**TASK OBJECTIVE**:
Transcribe every line, keeping it exact.

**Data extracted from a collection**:

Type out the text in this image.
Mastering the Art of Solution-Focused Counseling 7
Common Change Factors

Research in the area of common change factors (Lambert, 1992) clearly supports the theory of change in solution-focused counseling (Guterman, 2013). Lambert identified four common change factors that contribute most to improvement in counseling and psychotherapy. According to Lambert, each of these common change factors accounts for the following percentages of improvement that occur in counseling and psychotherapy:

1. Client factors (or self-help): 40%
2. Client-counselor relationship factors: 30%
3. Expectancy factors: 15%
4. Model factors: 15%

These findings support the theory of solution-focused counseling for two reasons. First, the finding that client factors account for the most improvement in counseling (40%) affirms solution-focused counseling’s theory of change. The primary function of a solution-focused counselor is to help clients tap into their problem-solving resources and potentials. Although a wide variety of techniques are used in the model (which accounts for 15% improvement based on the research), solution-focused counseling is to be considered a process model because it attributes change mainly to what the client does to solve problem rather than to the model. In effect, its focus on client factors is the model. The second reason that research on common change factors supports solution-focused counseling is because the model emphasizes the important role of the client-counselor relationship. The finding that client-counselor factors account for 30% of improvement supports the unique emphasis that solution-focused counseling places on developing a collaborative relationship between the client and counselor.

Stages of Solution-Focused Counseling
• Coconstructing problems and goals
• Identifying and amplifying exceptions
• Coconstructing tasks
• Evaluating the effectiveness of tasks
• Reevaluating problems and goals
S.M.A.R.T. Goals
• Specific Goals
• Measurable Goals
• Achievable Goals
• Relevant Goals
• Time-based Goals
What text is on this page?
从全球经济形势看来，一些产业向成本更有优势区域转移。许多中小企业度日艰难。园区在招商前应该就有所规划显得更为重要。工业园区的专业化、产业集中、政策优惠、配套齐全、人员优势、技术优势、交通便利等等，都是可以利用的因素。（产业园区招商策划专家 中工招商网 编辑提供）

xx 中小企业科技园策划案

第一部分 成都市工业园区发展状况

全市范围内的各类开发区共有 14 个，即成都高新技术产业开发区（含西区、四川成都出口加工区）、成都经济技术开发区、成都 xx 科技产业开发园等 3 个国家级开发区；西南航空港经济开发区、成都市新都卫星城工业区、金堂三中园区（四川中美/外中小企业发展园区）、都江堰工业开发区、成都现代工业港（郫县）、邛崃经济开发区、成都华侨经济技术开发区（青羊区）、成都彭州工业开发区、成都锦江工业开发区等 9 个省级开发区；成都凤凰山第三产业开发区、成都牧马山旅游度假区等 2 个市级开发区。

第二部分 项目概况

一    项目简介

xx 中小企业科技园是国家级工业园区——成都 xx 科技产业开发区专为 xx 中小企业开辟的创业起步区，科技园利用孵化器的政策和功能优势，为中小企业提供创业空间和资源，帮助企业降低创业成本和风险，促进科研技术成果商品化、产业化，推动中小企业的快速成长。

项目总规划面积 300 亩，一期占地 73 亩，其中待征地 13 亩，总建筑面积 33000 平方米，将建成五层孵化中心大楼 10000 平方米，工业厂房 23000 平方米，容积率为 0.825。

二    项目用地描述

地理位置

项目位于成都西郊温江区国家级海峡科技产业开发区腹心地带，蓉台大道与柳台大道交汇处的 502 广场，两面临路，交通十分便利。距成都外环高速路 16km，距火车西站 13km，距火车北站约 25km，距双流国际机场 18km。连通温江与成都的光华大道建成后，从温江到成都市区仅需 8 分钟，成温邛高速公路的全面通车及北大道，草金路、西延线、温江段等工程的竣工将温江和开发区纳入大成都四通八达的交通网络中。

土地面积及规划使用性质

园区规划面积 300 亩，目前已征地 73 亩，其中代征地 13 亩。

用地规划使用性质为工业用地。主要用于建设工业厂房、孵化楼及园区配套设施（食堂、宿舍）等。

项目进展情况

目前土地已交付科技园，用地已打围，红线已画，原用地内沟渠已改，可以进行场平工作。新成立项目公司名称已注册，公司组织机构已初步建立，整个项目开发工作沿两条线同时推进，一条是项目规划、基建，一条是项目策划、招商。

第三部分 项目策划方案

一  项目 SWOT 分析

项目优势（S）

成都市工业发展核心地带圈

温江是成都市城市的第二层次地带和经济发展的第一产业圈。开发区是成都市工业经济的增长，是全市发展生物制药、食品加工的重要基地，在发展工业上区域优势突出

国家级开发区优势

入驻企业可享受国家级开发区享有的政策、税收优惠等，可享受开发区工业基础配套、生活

**REPLY TO THE EXERCISE**:
Type out the text in this image.
Mastering the Art of Solution-Focused Counseling 7
Common Change Factors

Research in the area of common change factors (Lambert, 1992) clearly supports the theory of change in solution-focused counseling (Guterman, 2013). Lambert identified four common change factors that contribute most to improvement in counseling and psychotherapy. According to Lambert, each of these common change factors accounts for the following percentages of improvement that occur in counseling and psychotherapy:

1. Client factors (or self-help): 40%
2. Client-counselor relationship factors: 30%
3. Expectancy factors: 15%
4. Model factors: 15%

These findings support the theory of solution-focused counseling for two reasons. First, the finding that client factors account for the most improvement in counseling (40%) affirms solution-focused counseling’s theory of change. The primary function of a solution-focused counselor is to help clients tap into their problem-solving resources and potentials. Although a wide variety of techniques are used in the model (which accounts for 15% improvement based on the research), solution-focused counseling is to be considered a process model because it attributes change mainly to what the client does to solve problem rather than to the model. In effect, its focus on client factors is the model. The second reason that research on common change factors supports solution-focused counseling is because the model emphasizes the important role of the client-counselor relationship. The finding that client-counselor factors account for 30% of improvement supports the unique emphasis that solution-focused counseling places on developing a collaborative relationship between the client and counselor.

Stages of Solution-Focused Counseling
• Coconstructing problems and goals
• Identifying and amplifying exceptions
• Coconstructing tasks
• Evaluating the effectiveness of tasks
• Reevaluating problems and goals
S.M.A.R.T. Goals
• Specific Goals
• Measurable Goals
• Achievable Goals
• Relevant Goals
• Time-based Goals
What text is on this page?
从全球经济形势看来，一些产业向成本更有优势区域转移。许多中小企业度日艰难。园区在招商前应该就有所规划显得更为重要。工业园区的专业化、产业集中、政策优惠、配套齐全、人员优势、技术优势、交通便利等等，都是可以利用的因素。（产业园区招商策划专家 中工招商网 编辑提供）

xx 中小企业科技园策划案

第一部分 成都市工业园区发展状况

全市范围内的各类开发区共有 14 个，即成都高新技术产业开发区（含西区、四川成都出口加工区）、成都经济技术开发区、成都 xx 科技产业开发园等 3 个国家级开发区；西南航空港经济开发区、成都市新都卫星城工业区、金堂三中园区（四川中美/外中小企业发展园区）、都江堰工业开发区、成都现代工业港（郫县）、邛崃经济开发区、成都华侨经济技术开发区（青羊区）、成都彭州工业开发区、成都锦江工业开发区等 9 个省级开发区；成都凤凰山第三产业开发区、成都牧马山旅游度假区等 2 个市级开发区。

第二部分 项目概况

一    项目简介

xx 中小企业科技园是国家级工业园区——成都 xx 科技产业开发区专为 xx 中小企业开辟的创业起步区，科技园利用孵化器的政策和功能优势，为中小企业提供创业空间和资源，帮助企业降低创业成本和风险，促进科研技术成果商品化、产业化，推动中小企业的快速成长。

项目总规划面积 300 亩，一期占地 73 亩，其中待征地 13 亩，总建筑面积 33000 平方米，将建成五层孵化中心大楼 10000 平方米，工业厂房 23000 平方米，容积率为 0.825。

二    项目用地描述

地理位置

项目位于成都西郊温江区国家级海峡科技产业开发区腹心地带，蓉台大道与柳台大道交汇处的 502 广场，两面临路，交通十分便利。距成都外环高速路 16km，距火车西站 13km，距火车北站约 25km，距双流国际机场 18km。连通温江与成都的光华大道建成后，从温江到成都市区仅需 8 分钟，成温邛高速公路的全面通车及北大道，草金路、西延线、温江段等工程的竣工将温江和开发区纳入大成都四通八达的交通网络中。

土地面积及规划使用性质

园区规划面积 300 亩，目前已征地 73 亩，其中代征地 13 亩。

用地规划使用性质为工业用地。主要用于建设工业厂房、孵化楼及园区配套设施（食堂、宿舍）等。

项目进展情况

目前土地已交付科技园，用地已打围，红线已画，原用地内沟渠已改，可以进行场平工作。新成立项目公司名称已注册，公司组织机构已初步建立，整个项目开发工作沿两条线同时推进，一条是项目规划、基建，一条是项目策划、招商。

第三部分 项目策划方案

一  项目 SWOT 分析

项目优势（S）

成都市工业发展核心地带圈

温江是成都市城市的第二层次地带和经济发展的第一产业圈。开发区是成都市工业经济的增长，是全市发展生物制药、食品加工的重要基地，在发展工业上区域优势突出

国家级开发区优势

入驻企业可享受国家级开发区享有的政策、税收优惠等，可享受开发区工业基础配套、生活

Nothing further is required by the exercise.